What the task asks: Using the data beneath, show every line that includes the word "quality".

Stored data:

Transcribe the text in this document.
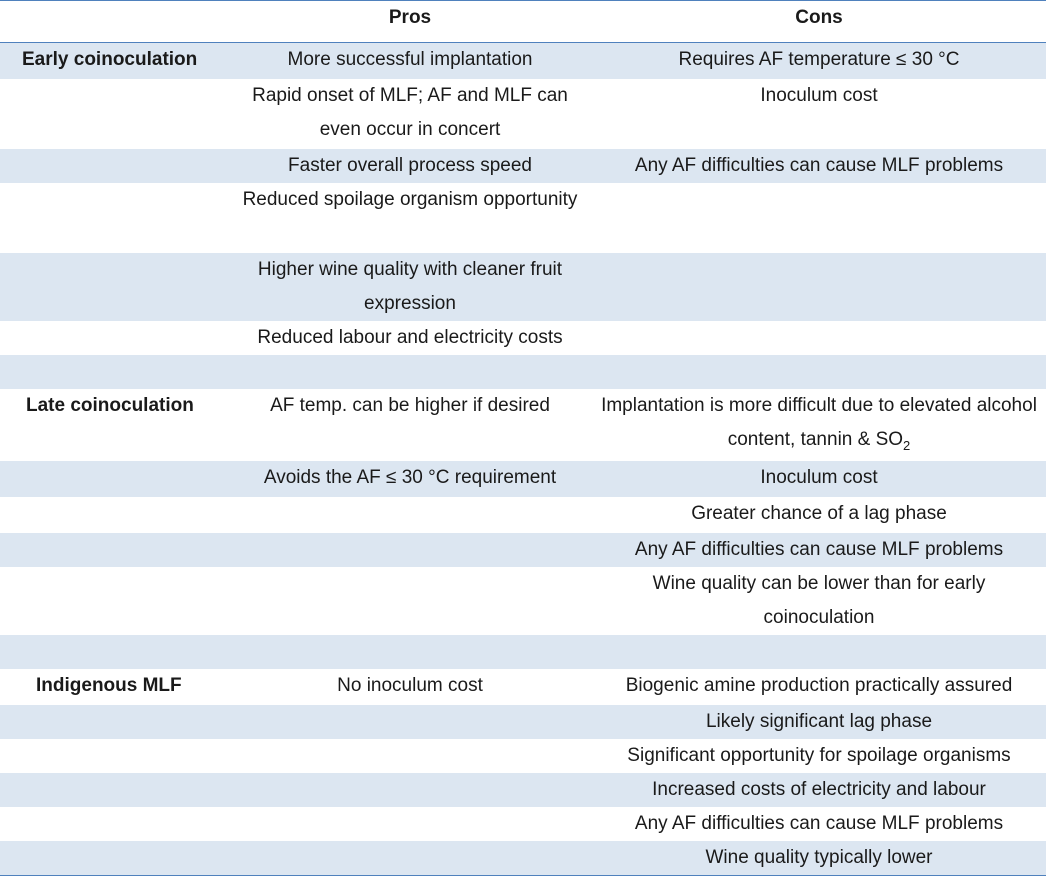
	Pros	Cons
Early coinoculation	More successful implantation	Requires AF temperature ≤ 30 °C
	Rapid onset of MLF; AF and MLF can even occur in concert	Inoculum cost
	Faster overall process speed	Any AF difficulties can cause MLF problems
	Reduced spoilage organism opportunity	
	Higher wine quality with cleaner fruit expression	
	Reduced labour and electricity costs	

Late coinoculation	AF temp. can be higher if desired	Implantation is more difficult due to elevated alcohol content, tannin & $SO_2$
	Avoids the AF ≤ 30 °C requirement	Inoculum cost
		Greater chance of a lag phase
		Any AF difficulties can cause MLF problems
		Wine quality can be lower than for early coinoculation

Indigenous MLF	No inoculum cost	Biogenic amine production practically assured
		Likely significant lag phase
		Significant opportunity for spoilage organisms
		Increased costs of electricity and labour
		Any AF difficulties can cause MLF problems
		Wine quality typically lower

Solution:
	Higher wine quality with cleaner fruit expression	
		Wine quality can be lower than for early coinoculation
		Wine quality typically lower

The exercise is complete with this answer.